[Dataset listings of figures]
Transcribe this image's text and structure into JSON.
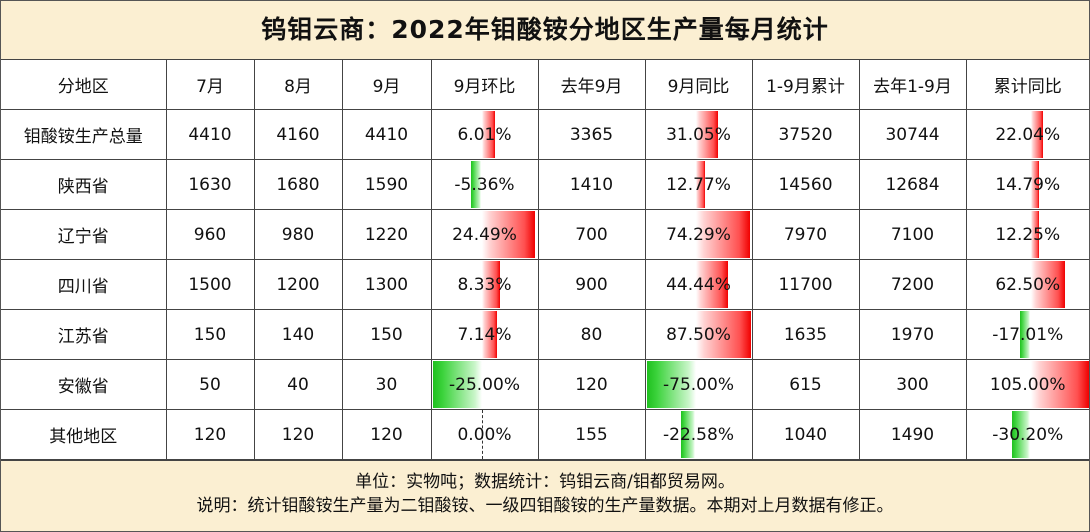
{
  "title": "钨钼云商：2022年钼酸铵分地区生产量每月统计",
  "headers": [
    "分地区",
    "7月",
    "8月",
    "9月",
    "9月环比",
    "去年9月",
    "9月同比",
    "1-9月累计",
    "去年1-9月",
    "累计同比"
  ],
  "rows": [
    {
      "region": "钼酸铵生产总量",
      "jul": "4410",
      "aug": "4160",
      "sep": "4410",
      "mom": "6.01%",
      "mom_value": 6.01,
      "lastyear_sep": "3365",
      "yoy": "31.05%",
      "yoy_value": 31.05,
      "ytd": "37520",
      "lastyear_ytd": "30744",
      "ytd_yoy": "22.04%",
      "ytd_yoy_value": 22.04
    },
    {
      "region": "陕西省",
      "jul": "1630",
      "aug": "1680",
      "sep": "1590",
      "mom": "-5.36%",
      "mom_value": -5.36,
      "lastyear_sep": "1410",
      "yoy": "12.77%",
      "yoy_value": 12.77,
      "ytd": "14560",
      "lastyear_ytd": "12684",
      "ytd_yoy": "14.79%",
      "ytd_yoy_value": 14.79
    },
    {
      "region": "辽宁省",
      "jul": "960",
      "aug": "980",
      "sep": "1220",
      "mom": "24.49%",
      "mom_value": 24.49,
      "lastyear_sep": "700",
      "yoy": "74.29%",
      "yoy_value": 74.29,
      "ytd": "7970",
      "lastyear_ytd": "7100",
      "ytd_yoy": "12.25%",
      "ytd_yoy_value": 12.25
    },
    {
      "region": "四川省",
      "jul": "1500",
      "aug": "1200",
      "sep": "1300",
      "mom": "8.33%",
      "mom_value": 8.33,
      "lastyear_sep": "900",
      "yoy": "44.44%",
      "yoy_value": 44.44,
      "ytd": "11700",
      "lastyear_ytd": "7200",
      "ytd_yoy": "62.50%",
      "ytd_yoy_value": 62.5
    },
    {
      "region": "江苏省",
      "jul": "150",
      "aug": "140",
      "sep": "150",
      "mom": "7.14%",
      "mom_value": 7.14,
      "lastyear_sep": "80",
      "yoy": "87.50%",
      "yoy_value": 87.5,
      "ytd": "1635",
      "lastyear_ytd": "1970",
      "ytd_yoy": "-17.01%",
      "ytd_yoy_value": -17.01
    },
    {
      "region": "安徽省",
      "jul": "50",
      "aug": "40",
      "sep": "30",
      "mom": "-25.00%",
      "mom_value": -25.0,
      "lastyear_sep": "120",
      "yoy": "-75.00%",
      "yoy_value": -75.0,
      "ytd": "615",
      "lastyear_ytd": "300",
      "ytd_yoy": "105.00%",
      "ytd_yoy_value": 105.0
    },
    {
      "region": "其他地区",
      "jul": "120",
      "aug": "120",
      "sep": "120",
      "mom": "0.00%",
      "mom_value": 0.0,
      "lastyear_sep": "155",
      "yoy": "-22.58%",
      "yoy_value": -22.58,
      "ytd": "1040",
      "lastyear_ytd": "1490",
      "ytd_yoy": "-30.20%",
      "ytd_yoy_value": -30.2
    }
  ],
  "footer": {
    "unit_line": "单位：实物吨；数据统计：钨钼云商/钼都贸易网。",
    "note_line": "说明：统计钼酸铵生产量为二钼酸铵、一级四钼酸铵的生产量数据。本期对上月数据有修正。"
  },
  "colors": {
    "header_background": "#fbefd2",
    "positive_bar": "#ff3030",
    "negative_bar": "#22c422"
  }
}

INSTRUCTIONS TO FOLLOW:
The listing above must be printed again exactly, minus its pictures.

EXERCISE RESULT:
Transcribe this image's text and structure into JSON.
{
  "title": "钨钼云商：2022年钼酸铵分地区生产量每月统计",
  "headers": [
    "分地区",
    "7月",
    "8月",
    "9月",
    "9月环比",
    "去年9月",
    "9月同比",
    "1-9月累计",
    "去年1-9月",
    "累计同比"
  ],
  "rows": [
    {
      "region": "钼酸铵生产总量",
      "jul": "4410",
      "aug": "4160",
      "sep": "4410",
      "mom": "6.01%",
      "mom_value": 6.01,
      "lastyear_sep": "3365",
      "yoy": "31.05%",
      "yoy_value": 31.05,
      "ytd": "37520",
      "lastyear_ytd": "30744",
      "ytd_yoy": "22.04%",
      "ytd_yoy_value": 22.04
    },
    {
      "region": "陕西省",
      "jul": "1630",
      "aug": "1680",
      "sep": "1590",
      "mom": "-5.36%",
      "mom_value": -5.36,
      "lastyear_sep": "1410",
      "yoy": "12.77%",
      "yoy_value": 12.77,
      "ytd": "14560",
      "lastyear_ytd": "12684",
      "ytd_yoy": "14.79%",
      "ytd_yoy_value": 14.79
    },
    {
      "region": "辽宁省",
      "jul": "960",
      "aug": "980",
      "sep": "1220",
      "mom": "24.49%",
      "mom_value": 24.49,
      "lastyear_sep": "700",
      "yoy": "74.29%",
      "yoy_value": 74.29,
      "ytd": "7970",
      "lastyear_ytd": "7100",
      "ytd_yoy": "12.25%",
      "ytd_yoy_value": 12.25
    },
    {
      "region": "四川省",
      "jul": "1500",
      "aug": "1200",
      "sep": "1300",
      "mom": "8.33%",
      "mom_value": 8.33,
      "lastyear_sep": "900",
      "yoy": "44.44%",
      "yoy_value": 44.44,
      "ytd": "11700",
      "lastyear_ytd": "7200",
      "ytd_yoy": "62.50%",
      "ytd_yoy_value": 62.5
    },
    {
      "region": "江苏省",
      "jul": "150",
      "aug": "140",
      "sep": "150",
      "mom": "7.14%",
      "mom_value": 7.14,
      "lastyear_sep": "80",
      "yoy": "87.50%",
      "yoy_value": 87.5,
      "ytd": "1635",
      "lastyear_ytd": "1970",
      "ytd_yoy": "-17.01%",
      "ytd_yoy_value": -17.01
    },
    {
      "region": "安徽省",
      "jul": "50",
      "aug": "40",
      "sep": "30",
      "mom": "-25.00%",
      "mom_value": -25.0,
      "lastyear_sep": "120",
      "yoy": "-75.00%",
      "yoy_value": -75.0,
      "ytd": "615",
      "lastyear_ytd": "300",
      "ytd_yoy": "105.00%",
      "ytd_yoy_value": 105.0
    },
    {
      "region": "其他地区",
      "jul": "120",
      "aug": "120",
      "sep": "120",
      "mom": "0.00%",
      "mom_value": 0.0,
      "lastyear_sep": "155",
      "yoy": "-22.58%",
      "yoy_value": -22.58,
      "ytd": "1040",
      "lastyear_ytd": "1490",
      "ytd_yoy": "-30.20%",
      "ytd_yoy_value": -30.2
    }
  ],
  "footer": {
    "unit_line": "单位：实物吨；数据统计：钨钼云商/钼都贸易网。",
    "note_line": "说明：统计钼酸铵生产量为二钼酸铵、一级四钼酸铵的生产量数据。本期对上月数据有修正。"
  },
  "colors": {
    "header_background": "#fbefd2",
    "positive_bar": "#ff3030",
    "negative_bar": "#22c422"
  }
}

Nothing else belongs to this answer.